▶ SHORT PROBLEM 1:
Answer these questions from the passage below on importing VirtualBox appliances:
(a) What does the .ova ending of an appliance package name stand for?
(b) How do you change the settings of a virtual machine?
(c) After selecting the image file, which buttons complete the import?
▶ SHORT PROBLEM 2:
Pick up the passage below on importing VirtualBox appliances after its final sentence and write how it continues.

▶ SELECTION:
----

Appliances need to be imported into VirtualBox before you can use them. Appliance package names end in .ova, which stands for Open Virtual Appliance, and are often referred to as OVA files. To import an appliance, launch VirtualBox, and you’ll be presented with the VirtualBox Manager window. From the VirtualBox Manager, you can import or create new virtual machine guests and manage all of your installed guest operating systems. Importing an appliance is a fast and easy way to add a guest because the configuration and installation of the operating system has already been done for you.
The appliances found on the GNS3 website are often optimized to use fewer PC resources than a standard installation of the same operating system. Unfortunately, this means your appliance might not have all the commands or tools you need, but you should be able to update or install additional software through its software package manager.
In Figure 5-2, you can see that VirtualBox has been configured with one guest (Linux Microcore).
Selecting the guest OS displays basic information about the guest’s configuration, such as the base memory and how much disk space has been assigned to the virtual machine. To modify the settings of a virtual machine, highlight the guest and click Settings in the toolbar. Just like real PCs, virtual PC guests often run better when given more resources, such as memory or additional CPU cores.
To import a VirtualBox guest appliance, download an image file and copy it to a folder in your user directory. Launch VirtualBox and select File ▸ Import Appliance; then click Open Appliance and browse to the location where you saved the file. Select the image file and click Continue followed by Import to complete the process. To test your VirtualBox guest, click Start, and your OS should boot up and run like a normal PC.

----

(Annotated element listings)
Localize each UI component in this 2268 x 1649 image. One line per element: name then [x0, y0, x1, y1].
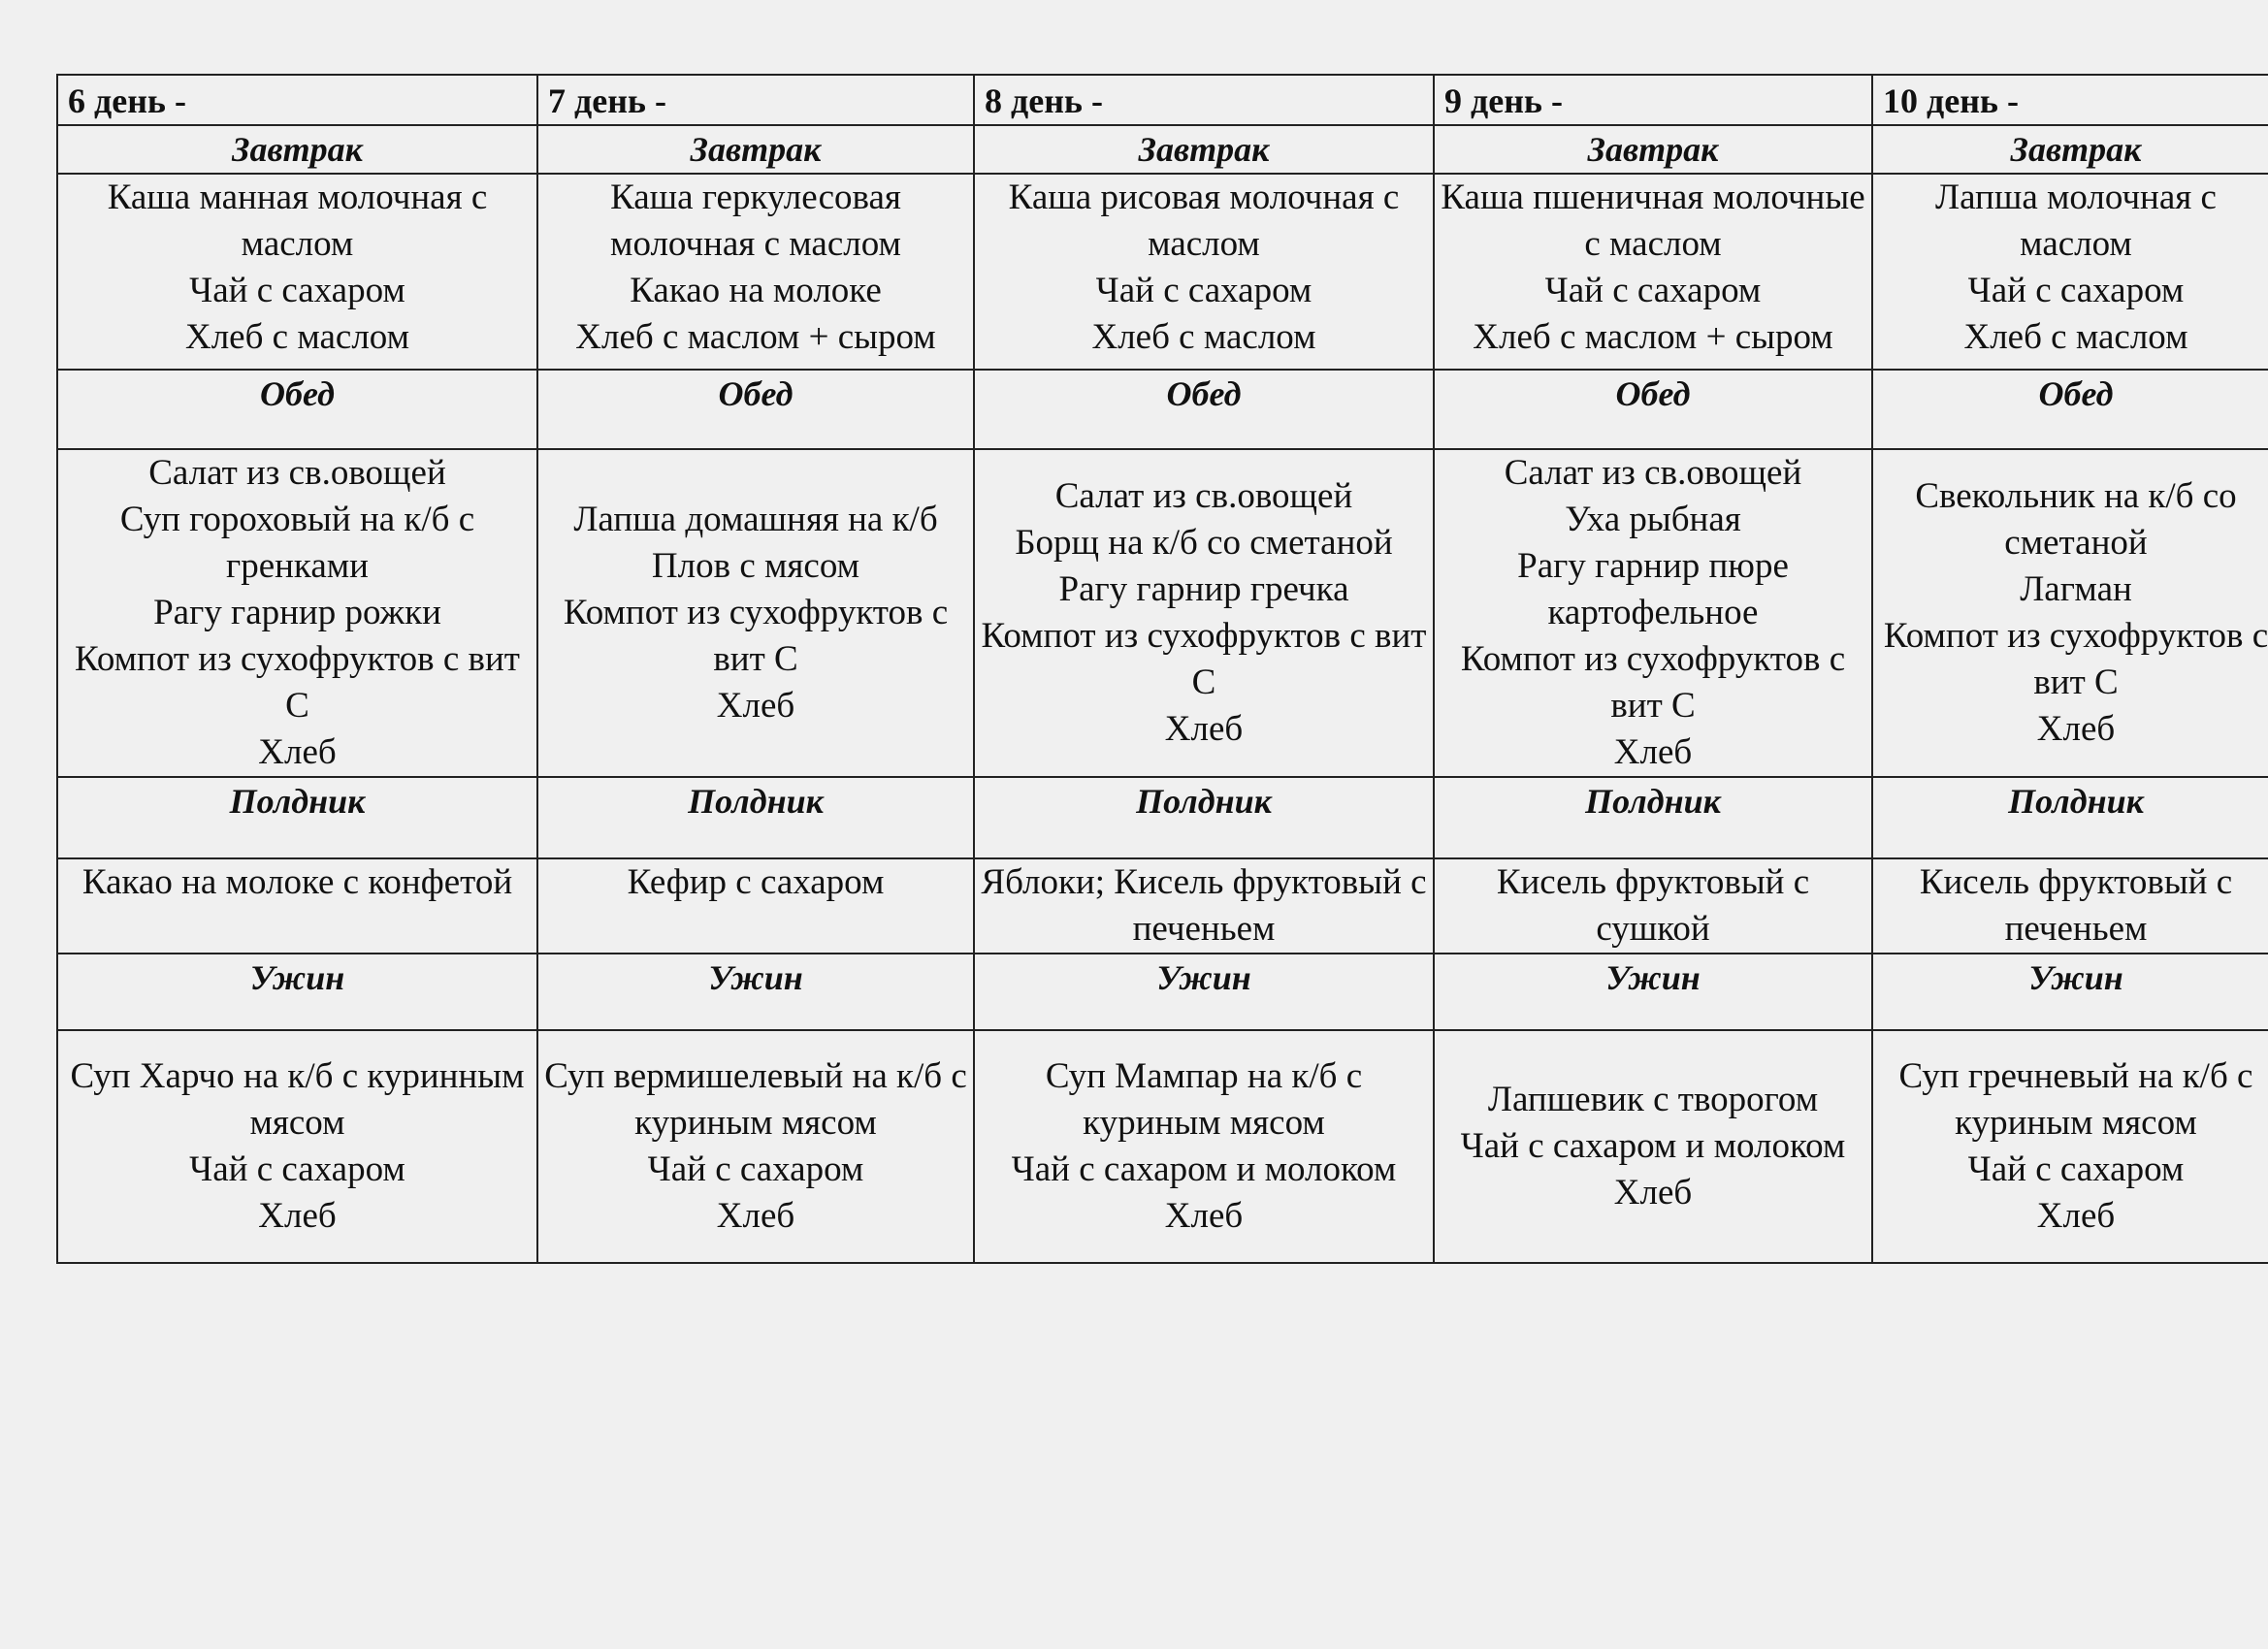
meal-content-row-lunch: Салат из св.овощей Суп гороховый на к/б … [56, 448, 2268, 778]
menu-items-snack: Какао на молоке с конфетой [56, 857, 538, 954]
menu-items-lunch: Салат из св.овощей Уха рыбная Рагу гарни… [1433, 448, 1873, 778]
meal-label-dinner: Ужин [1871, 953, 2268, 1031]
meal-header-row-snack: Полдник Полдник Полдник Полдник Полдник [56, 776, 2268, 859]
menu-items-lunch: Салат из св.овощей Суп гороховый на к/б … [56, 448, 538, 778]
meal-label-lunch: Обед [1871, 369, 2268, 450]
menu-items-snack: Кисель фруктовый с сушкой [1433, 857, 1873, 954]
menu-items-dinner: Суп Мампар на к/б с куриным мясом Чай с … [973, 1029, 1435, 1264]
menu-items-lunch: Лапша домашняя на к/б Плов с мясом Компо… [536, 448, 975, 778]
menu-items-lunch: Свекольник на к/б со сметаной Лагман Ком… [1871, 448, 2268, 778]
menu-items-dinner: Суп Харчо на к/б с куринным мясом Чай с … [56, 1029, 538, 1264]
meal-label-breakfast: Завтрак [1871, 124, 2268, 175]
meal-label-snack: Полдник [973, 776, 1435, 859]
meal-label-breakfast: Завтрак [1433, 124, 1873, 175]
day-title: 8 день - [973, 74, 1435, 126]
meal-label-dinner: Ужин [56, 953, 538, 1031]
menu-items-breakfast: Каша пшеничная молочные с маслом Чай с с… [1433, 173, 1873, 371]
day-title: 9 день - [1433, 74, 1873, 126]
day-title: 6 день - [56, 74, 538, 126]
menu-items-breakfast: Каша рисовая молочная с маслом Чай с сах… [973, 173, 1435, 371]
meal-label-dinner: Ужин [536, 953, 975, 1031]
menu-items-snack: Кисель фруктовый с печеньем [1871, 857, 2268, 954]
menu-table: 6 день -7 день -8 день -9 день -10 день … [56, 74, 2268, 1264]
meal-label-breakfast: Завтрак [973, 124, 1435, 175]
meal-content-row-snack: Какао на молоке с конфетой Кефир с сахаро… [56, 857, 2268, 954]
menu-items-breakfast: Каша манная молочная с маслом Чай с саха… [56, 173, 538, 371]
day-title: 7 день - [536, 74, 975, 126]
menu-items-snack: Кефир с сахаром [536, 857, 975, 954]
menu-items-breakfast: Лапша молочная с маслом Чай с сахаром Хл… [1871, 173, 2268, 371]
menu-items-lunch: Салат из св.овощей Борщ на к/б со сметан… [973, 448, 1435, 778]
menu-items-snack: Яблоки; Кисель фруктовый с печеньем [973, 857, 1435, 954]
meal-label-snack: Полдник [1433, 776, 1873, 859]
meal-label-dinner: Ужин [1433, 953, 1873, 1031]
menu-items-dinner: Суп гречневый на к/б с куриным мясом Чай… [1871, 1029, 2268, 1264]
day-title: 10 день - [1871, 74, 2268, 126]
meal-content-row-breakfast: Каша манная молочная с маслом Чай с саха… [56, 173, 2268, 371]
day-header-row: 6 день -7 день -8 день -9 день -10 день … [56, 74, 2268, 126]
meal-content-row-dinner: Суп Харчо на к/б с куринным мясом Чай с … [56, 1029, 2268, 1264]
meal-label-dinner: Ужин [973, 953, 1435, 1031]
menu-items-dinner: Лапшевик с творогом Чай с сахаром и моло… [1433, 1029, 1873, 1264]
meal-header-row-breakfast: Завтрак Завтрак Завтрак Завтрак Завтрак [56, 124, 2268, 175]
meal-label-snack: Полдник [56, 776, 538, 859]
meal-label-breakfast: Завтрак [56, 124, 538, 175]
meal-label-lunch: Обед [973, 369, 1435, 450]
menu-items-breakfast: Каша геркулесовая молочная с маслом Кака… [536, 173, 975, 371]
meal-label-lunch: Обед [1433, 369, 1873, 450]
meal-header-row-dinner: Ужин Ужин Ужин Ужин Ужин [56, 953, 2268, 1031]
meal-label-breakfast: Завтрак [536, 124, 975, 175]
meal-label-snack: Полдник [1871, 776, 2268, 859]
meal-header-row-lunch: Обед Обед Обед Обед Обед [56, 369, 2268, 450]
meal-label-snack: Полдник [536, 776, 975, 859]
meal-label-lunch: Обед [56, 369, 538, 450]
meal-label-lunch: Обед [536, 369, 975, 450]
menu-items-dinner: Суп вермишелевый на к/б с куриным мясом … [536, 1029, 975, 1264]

----

▶ RESULT 1:
(a) Open Virtual Appliance.
(b) Highlight the guest and click Settings in the toolbar.
(c) Continue, followed by Import.

▶ RESULT 2:
After testing your newly imported OS, you’re ready to configure the GNS3 VirtualBox preferences.
To manage VirtualBox guests, GNS3 uses the VBoxManage application. This program is automatically installed when you install VirtualBox. Before adding a VirtualBox guest to GNS3, verify the path to VBoxManage. Launch GNS3, select GNS3 ▸ Preferences on OS X or Edit ▸ Preferences on Windows and Linux, and then click VirtualBox to reach the window shown in Figure 5-3.
On Ubuntu Linux, the path on the General Settings tab should be set to /usr/bin/vboxmanage. Adjust the path as necessary and then click Apply and OK. On Windows and OS X, the VBoxManage path shouldn’t need to be changed.
Unchecking Use the local server will allow you to choose a local or remote GNS3 server when creating a VirtualBox host. Leaving the box checked ensures that VirtualBox guest will always run locally on your PC.
If you experience problems while starting a VirtualBox host or opening a console connection to a host, one or more of the default console port numbers may already be in use by another application running on your PC. To fix this, try closing the offending application or disabling your PC firewall. Another possible cause might be that the VirtualBox guest you’re using isn’t configured to accept console connections.
After configuring (or at least reviewing) the VirtualBox preferences in GNS3, you need to set up one or more VirtualBox hosts to use in your projects. Begin by selecting VirtualBox VM from the left pane. Click New and select your VirtualBox virtual machine from the VM list drop-down menu, as shown in Figure 5-4.
Click Finish to complete the installation. You should see the currently assigned settings for the virtual machine, as shown in Figure 5-5.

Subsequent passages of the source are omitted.